• Work instructions
Write the next part of the comments about moving music students from solfege to letter names, picking up after the final sentence.

• Selected passage
** START **

I haven’t had any issues with this because of a really important in-between step. After I have them do the songs on solfege, they go back and repeat the songs, but instead of singing the solfege names, they sing the songs again but on letter names. I may not repeat all the songs on letter names if they seem to get it. I also always review the note names we have learned before teaching the new solfege name.
If you introduce the first note names by saying “the notes we read have letter names assigned to lines and spaces”, that might help as well. My kids know the concept of lines and spaces because they read solfege starting in first grade, but when I started this, a lot of my kids didn’t know that and were able to distinguish.
I hope this helps!
It’s so interating that this popped up on Pinterest.
All the things you were finding in the former method you used are exactly what I have been struggling with this year. It’s always a relief to know that others are finding the same outcomes.

** END **

• Recorded information
** START **

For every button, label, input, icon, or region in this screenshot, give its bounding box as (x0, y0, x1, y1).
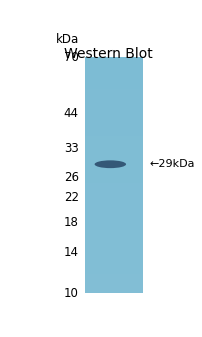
Bar (85, 187, 143, 191)
Bar (85, 191, 143, 195)
Text: 44: 44 (64, 107, 79, 120)
Bar (85, 226, 143, 231)
Bar (85, 207, 143, 211)
Bar (85, 242, 143, 246)
Bar (85, 104, 143, 109)
Bar (85, 266, 143, 270)
Bar (85, 270, 143, 274)
Bar (85, 148, 143, 152)
Bar (85, 250, 143, 254)
Bar (85, 183, 143, 187)
Bar (85, 109, 143, 113)
Bar (85, 231, 143, 235)
Bar (85, 69, 143, 73)
Bar (85, 282, 143, 285)
Text: Western Blot: Western Blot (64, 47, 152, 61)
Bar (85, 113, 143, 116)
Bar (85, 172, 143, 175)
Bar (85, 65, 143, 69)
Bar (85, 77, 143, 81)
Bar (85, 203, 143, 207)
Bar (85, 215, 143, 219)
Text: 18: 18 (64, 216, 79, 228)
Text: 14: 14 (64, 246, 79, 259)
Bar (85, 128, 143, 132)
Bar (85, 274, 143, 278)
Bar (85, 254, 143, 258)
Bar (85, 93, 143, 97)
Text: 26: 26 (64, 171, 79, 184)
Bar (85, 167, 143, 172)
Bar (85, 199, 143, 203)
Bar (85, 73, 143, 77)
Bar (85, 195, 143, 199)
Bar (85, 140, 143, 144)
Bar (85, 61, 143, 65)
Bar (85, 163, 143, 167)
Ellipse shape (94, 160, 125, 168)
Bar (85, 160, 143, 163)
Bar (85, 85, 143, 89)
Bar (85, 89, 143, 93)
Bar (85, 238, 143, 242)
Bar (85, 81, 143, 85)
Bar (85, 262, 143, 266)
Bar (85, 144, 143, 148)
Bar (85, 116, 143, 120)
Bar (85, 101, 143, 104)
Bar (85, 136, 143, 140)
Bar (85, 235, 143, 238)
Bar (85, 57, 143, 61)
Text: 70: 70 (64, 51, 79, 64)
Bar (85, 120, 143, 124)
Bar (85, 175, 143, 179)
Text: kDa: kDa (55, 33, 79, 45)
Bar (85, 179, 143, 183)
Bar (85, 285, 143, 289)
Text: 10: 10 (64, 287, 79, 300)
Bar (85, 278, 143, 282)
Bar (85, 223, 143, 226)
Bar (85, 152, 143, 156)
Bar (85, 124, 143, 128)
Bar (85, 246, 143, 250)
Bar (85, 289, 143, 294)
Bar (85, 132, 143, 136)
Bar (85, 57, 143, 294)
Text: ←29kDa: ←29kDa (149, 159, 194, 169)
Text: 33: 33 (64, 142, 79, 155)
Bar (85, 211, 143, 215)
Bar (85, 219, 143, 223)
Bar (85, 156, 143, 160)
Bar (85, 258, 143, 262)
Text: 22: 22 (64, 191, 79, 204)
Bar (85, 97, 143, 101)
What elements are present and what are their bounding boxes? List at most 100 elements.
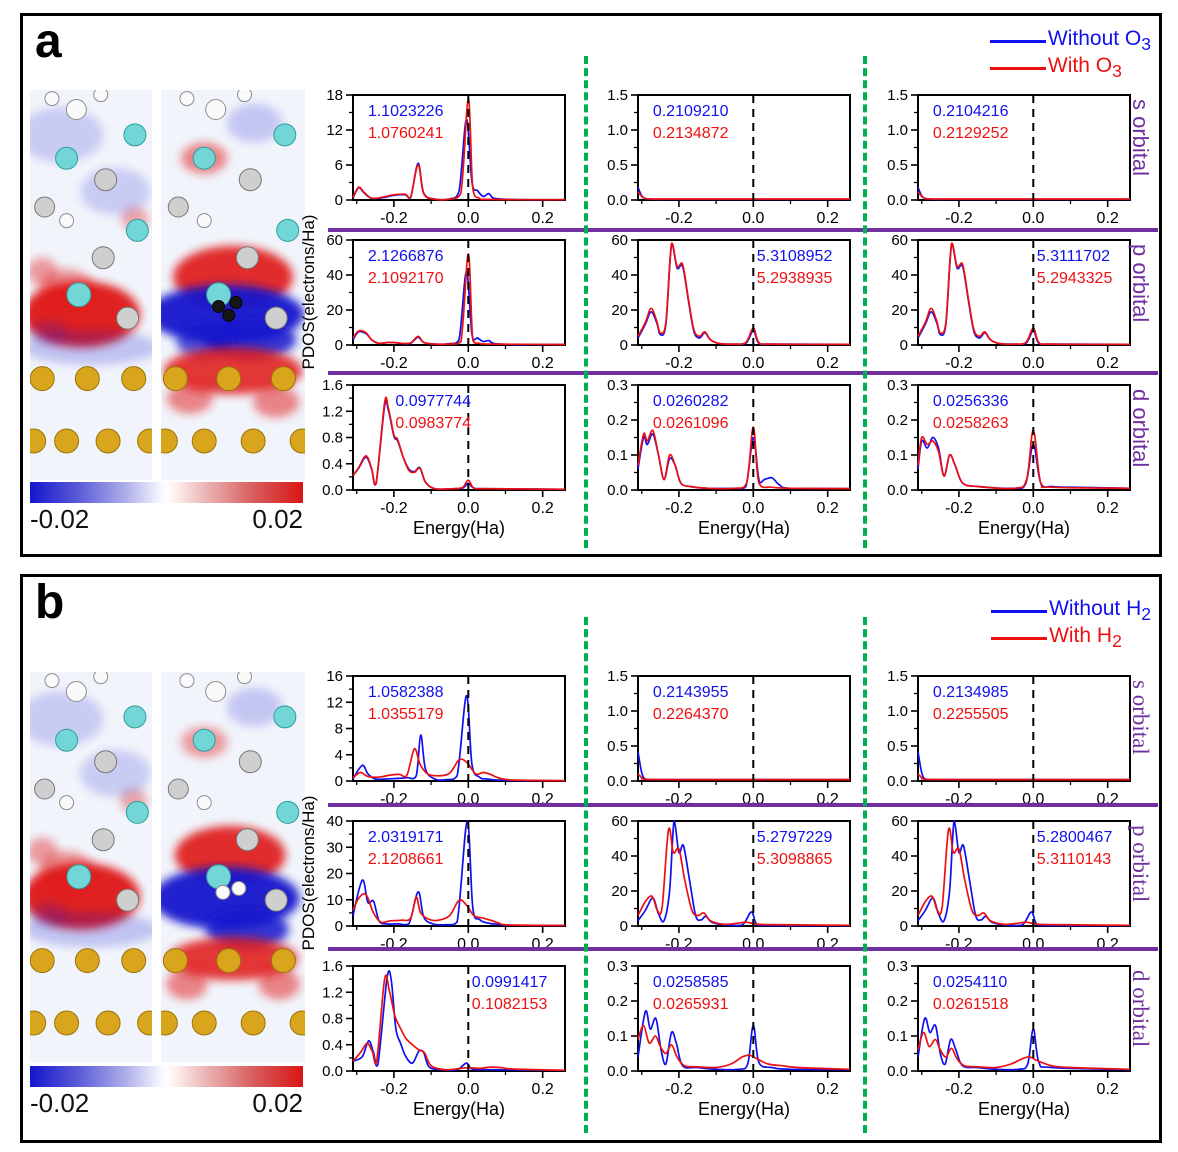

** END **

• Answer to this exercise
I am excited to look at your method. It makes sense. Thank you for sharing your ideas
I taught recorder to 2nd-3rd grade for 9 years, until recently. After about 5 years I made my own belt system using the books I had already designed for recorder and saw massive improvements in home practice, reading, blowing and fingering (Wrong hand on top – no belt!) I have never taught using sol-fa, we started off with a two-lined stave, for GAB and C above the stave, then transitioned to the normal 5-line stave. This was an idea I saw in another tutor book and it has worked brilliantly. Another difference to your system is that I didn’t require students to memorise the pieces, they could read them while they performed for me. Interesting to read about different systems people use 🙂 I hope you sell lots of books, it looks great and I know how long those projects take!
I purchased your curriculum and I us d my old curriculum with 5th but used your curriculum with my 4th graders. It took much longer to get them to play correctly at first but eventually they started to get a hang of it. Next year I am very interested in seeing how much my new 5th graders have retained. Thank you so much for this curriculum.
This is a great idea!
I was struggling with the same issues
I am just beginning recorder with 2 of my classes and I will be trying your method.
It will be interesting to see how they progress compared to my previous method using Recorder Karate.
Thank You for your expertise and ideas
This is a godsend for me. We live in Israel and do not use note names. We use fixed do. All my Kodaly training went out the window. Thanks.
So happy this is helpful!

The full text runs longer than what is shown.